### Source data
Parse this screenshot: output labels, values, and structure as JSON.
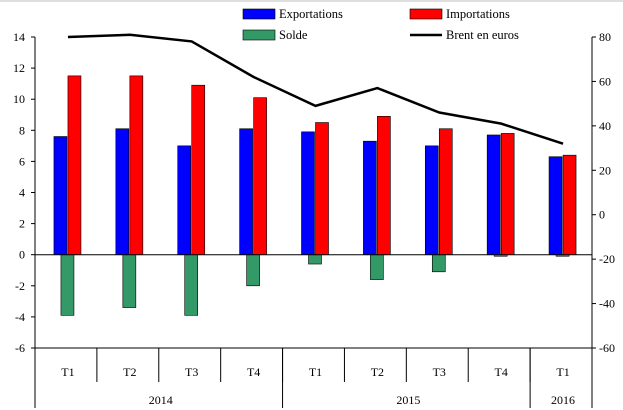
{
  "chart_data": {
    "type": "bar",
    "categories": [
      "T1",
      "T2",
      "T3",
      "T4",
      "T1",
      "T2",
      "T3",
      "T4",
      "T1"
    ],
    "groups": [
      {
        "label": "2014",
        "count": 4
      },
      {
        "label": "2015",
        "count": 4
      },
      {
        "label": "2016",
        "count": 1
      }
    ],
    "series": [
      {
        "name": "Exportations",
        "axis": "left",
        "kind": "bar",
        "color": "#0000ff",
        "values": [
          7.6,
          8.1,
          7.0,
          8.1,
          7.9,
          7.3,
          7.0,
          7.7,
          6.3
        ]
      },
      {
        "name": "Importations",
        "axis": "left",
        "kind": "bar",
        "color": "#ff0000",
        "values": [
          11.5,
          11.5,
          10.9,
          10.1,
          8.5,
          8.9,
          8.1,
          7.8,
          6.4
        ]
      },
      {
        "name": "Solde",
        "axis": "left",
        "kind": "bar",
        "color": "#339966",
        "values": [
          -3.9,
          -3.4,
          -3.9,
          -2.0,
          -0.6,
          -1.6,
          -1.1,
          -0.1,
          -0.1
        ]
      },
      {
        "name": "Brent en euros",
        "axis": "right",
        "kind": "line",
        "color": "#000000",
        "values": [
          80,
          81,
          78,
          62,
          49,
          57,
          46,
          41,
          32
        ]
      }
    ],
    "left_axis": {
      "min": -6,
      "max": 14,
      "ticks": [
        14,
        12,
        10,
        8,
        6,
        4,
        2,
        0,
        -2,
        -4,
        -6
      ]
    },
    "right_axis": {
      "min": -60,
      "max": 80,
      "ticks": [
        80,
        60,
        40,
        20,
        0,
        -20,
        -40,
        -60
      ]
    },
    "legend": {
      "position": "top"
    },
    "grid": false
  }
}
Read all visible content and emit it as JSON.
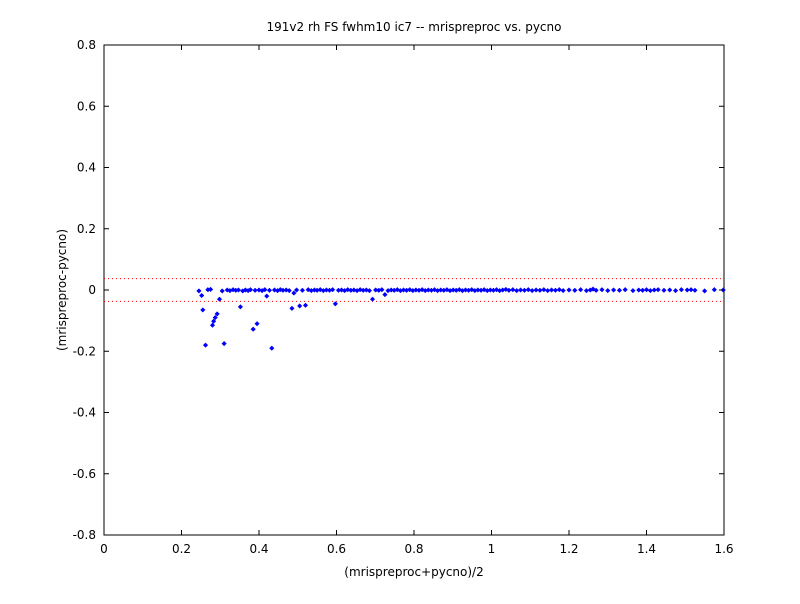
{
  "chart_data": {
    "type": "scatter",
    "title": "191v2 rh FS fwhm10 ic7 -- mrispreproc vs. pycno",
    "xlabel": "(mrispreproc+pycno)/2",
    "ylabel": "(mrispreproc-pycno)",
    "xlim": [
      0,
      1.6
    ],
    "ylim": [
      -0.8,
      0.8
    ],
    "xticks": [
      "0",
      "0.2",
      "0.4",
      "0.6",
      "0.8",
      "1",
      "1.2",
      "1.4",
      "1.6"
    ],
    "yticks": [
      "0.8",
      "0.6",
      "0.4",
      "0.2",
      "0",
      "-0.2",
      "-0.4",
      "-0.6",
      "-0.8"
    ],
    "grid": false,
    "marker_color": "#0000ff",
    "reference_line_color": "#ff0000",
    "reference_lines": [
      0.037,
      -0.037
    ],
    "series": [
      {
        "points": [
          [
            0.245,
            -0.003
          ],
          [
            0.252,
            -0.018
          ],
          [
            0.255,
            -0.065
          ],
          [
            0.262,
            -0.18
          ],
          [
            0.268,
            0.001
          ],
          [
            0.275,
            0.002
          ],
          [
            0.28,
            -0.115
          ],
          [
            0.283,
            -0.102
          ],
          [
            0.287,
            -0.09
          ],
          [
            0.292,
            -0.078
          ],
          [
            0.298,
            -0.03
          ],
          [
            0.305,
            -0.003
          ],
          [
            0.31,
            -0.175
          ],
          [
            0.318,
            0.0
          ],
          [
            0.325,
            -0.002
          ],
          [
            0.333,
            0.001
          ],
          [
            0.34,
            -0.001
          ],
          [
            0.347,
            0.0
          ],
          [
            0.352,
            -0.055
          ],
          [
            0.358,
            -0.003
          ],
          [
            0.365,
            0.0
          ],
          [
            0.372,
            -0.002
          ],
          [
            0.378,
            0.001
          ],
          [
            0.385,
            -0.128
          ],
          [
            0.39,
            -0.001
          ],
          [
            0.395,
            -0.11
          ],
          [
            0.4,
            0.0
          ],
          [
            0.408,
            -0.002
          ],
          [
            0.415,
            0.001
          ],
          [
            0.42,
            -0.02
          ],
          [
            0.427,
            -0.001
          ],
          [
            0.433,
            -0.19
          ],
          [
            0.44,
            0.0
          ],
          [
            0.448,
            -0.002
          ],
          [
            0.455,
            0.001
          ],
          [
            0.462,
            -0.001
          ],
          [
            0.47,
            0.0
          ],
          [
            0.478,
            -0.002
          ],
          [
            0.485,
            -0.06
          ],
          [
            0.49,
            -0.01
          ],
          [
            0.497,
            0.0
          ],
          [
            0.505,
            -0.052
          ],
          [
            0.512,
            -0.001
          ],
          [
            0.52,
            -0.05
          ],
          [
            0.527,
            0.001
          ],
          [
            0.535,
            -0.002
          ],
          [
            0.543,
            0.0
          ],
          [
            0.55,
            -0.001
          ],
          [
            0.558,
            0.001
          ],
          [
            0.566,
            -0.002
          ],
          [
            0.574,
            0.0
          ],
          [
            0.582,
            -0.001
          ],
          [
            0.59,
            0.001
          ],
          [
            0.597,
            -0.045
          ],
          [
            0.605,
            -0.001
          ],
          [
            0.613,
            0.0
          ],
          [
            0.621,
            -0.002
          ],
          [
            0.629,
            0.001
          ],
          [
            0.637,
            -0.001
          ],
          [
            0.645,
            0.0
          ],
          [
            0.653,
            -0.002
          ],
          [
            0.661,
            0.001
          ],
          [
            0.669,
            -0.001
          ],
          [
            0.677,
            0.0
          ],
          [
            0.685,
            -0.002
          ],
          [
            0.693,
            -0.03
          ],
          [
            0.701,
            0.0
          ],
          [
            0.709,
            -0.001
          ],
          [
            0.717,
            0.001
          ],
          [
            0.725,
            -0.015
          ],
          [
            0.733,
            -0.002
          ],
          [
            0.741,
            0.0
          ],
          [
            0.749,
            -0.001
          ],
          [
            0.757,
            0.001
          ],
          [
            0.765,
            -0.002
          ],
          [
            0.773,
            0.0
          ],
          [
            0.781,
            -0.001
          ],
          [
            0.789,
            0.001
          ],
          [
            0.797,
            -0.002
          ],
          [
            0.805,
            0.0
          ],
          [
            0.813,
            -0.001
          ],
          [
            0.821,
            0.001
          ],
          [
            0.829,
            -0.002
          ],
          [
            0.837,
            0.0
          ],
          [
            0.845,
            -0.001
          ],
          [
            0.853,
            0.001
          ],
          [
            0.861,
            -0.002
          ],
          [
            0.869,
            0.0
          ],
          [
            0.877,
            -0.001
          ],
          [
            0.885,
            0.001
          ],
          [
            0.893,
            -0.002
          ],
          [
            0.901,
            0.0
          ],
          [
            0.909,
            -0.001
          ],
          [
            0.917,
            0.001
          ],
          [
            0.925,
            -0.002
          ],
          [
            0.933,
            0.0
          ],
          [
            0.941,
            -0.001
          ],
          [
            0.949,
            0.001
          ],
          [
            0.957,
            -0.002
          ],
          [
            0.965,
            0.0
          ],
          [
            0.973,
            -0.001
          ],
          [
            0.981,
            0.001
          ],
          [
            0.989,
            -0.002
          ],
          [
            0.997,
            0.0
          ],
          [
            1.005,
            -0.001
          ],
          [
            1.013,
            0.001
          ],
          [
            1.021,
            -0.002
          ],
          [
            1.029,
            0.0
          ],
          [
            1.037,
            0.002
          ],
          [
            1.045,
            -0.001
          ],
          [
            1.055,
            0.001
          ],
          [
            1.065,
            -0.002
          ],
          [
            1.075,
            0.0
          ],
          [
            1.085,
            -0.001
          ],
          [
            1.095,
            0.001
          ],
          [
            1.105,
            -0.002
          ],
          [
            1.115,
            0.0
          ],
          [
            1.125,
            -0.001
          ],
          [
            1.135,
            0.001
          ],
          [
            1.145,
            -0.002
          ],
          [
            1.155,
            0.0
          ],
          [
            1.165,
            -0.001
          ],
          [
            1.175,
            0.001
          ],
          [
            1.185,
            -0.002
          ],
          [
            1.2,
            0.0
          ],
          [
            1.215,
            -0.001
          ],
          [
            1.23,
            0.001
          ],
          [
            1.245,
            -0.002
          ],
          [
            1.255,
            0.0
          ],
          [
            1.262,
            0.003
          ],
          [
            1.27,
            -0.001
          ],
          [
            1.285,
            0.001
          ],
          [
            1.3,
            -0.002
          ],
          [
            1.315,
            0.0
          ],
          [
            1.33,
            -0.001
          ],
          [
            1.345,
            0.001
          ],
          [
            1.365,
            -0.002
          ],
          [
            1.38,
            0.0
          ],
          [
            1.39,
            -0.001
          ],
          [
            1.4,
            0.001
          ],
          [
            1.41,
            -0.002
          ],
          [
            1.42,
            0.0
          ],
          [
            1.43,
            0.001
          ],
          [
            1.445,
            -0.001
          ],
          [
            1.46,
            0.0
          ],
          [
            1.475,
            -0.002
          ],
          [
            1.49,
            0.001
          ],
          [
            1.505,
            0.0
          ],
          [
            1.515,
            0.001
          ],
          [
            1.525,
            -0.001
          ],
          [
            1.55,
            -0.003
          ],
          [
            1.575,
            0.001
          ],
          [
            1.598,
            0.0
          ]
        ]
      }
    ]
  }
}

### Aim
Pull out each line of the listing that holds the string "JSON".

### The response
Parse this screenshot: output labels, values, and structure as JSON.
Read all visible content and emit it as JSON.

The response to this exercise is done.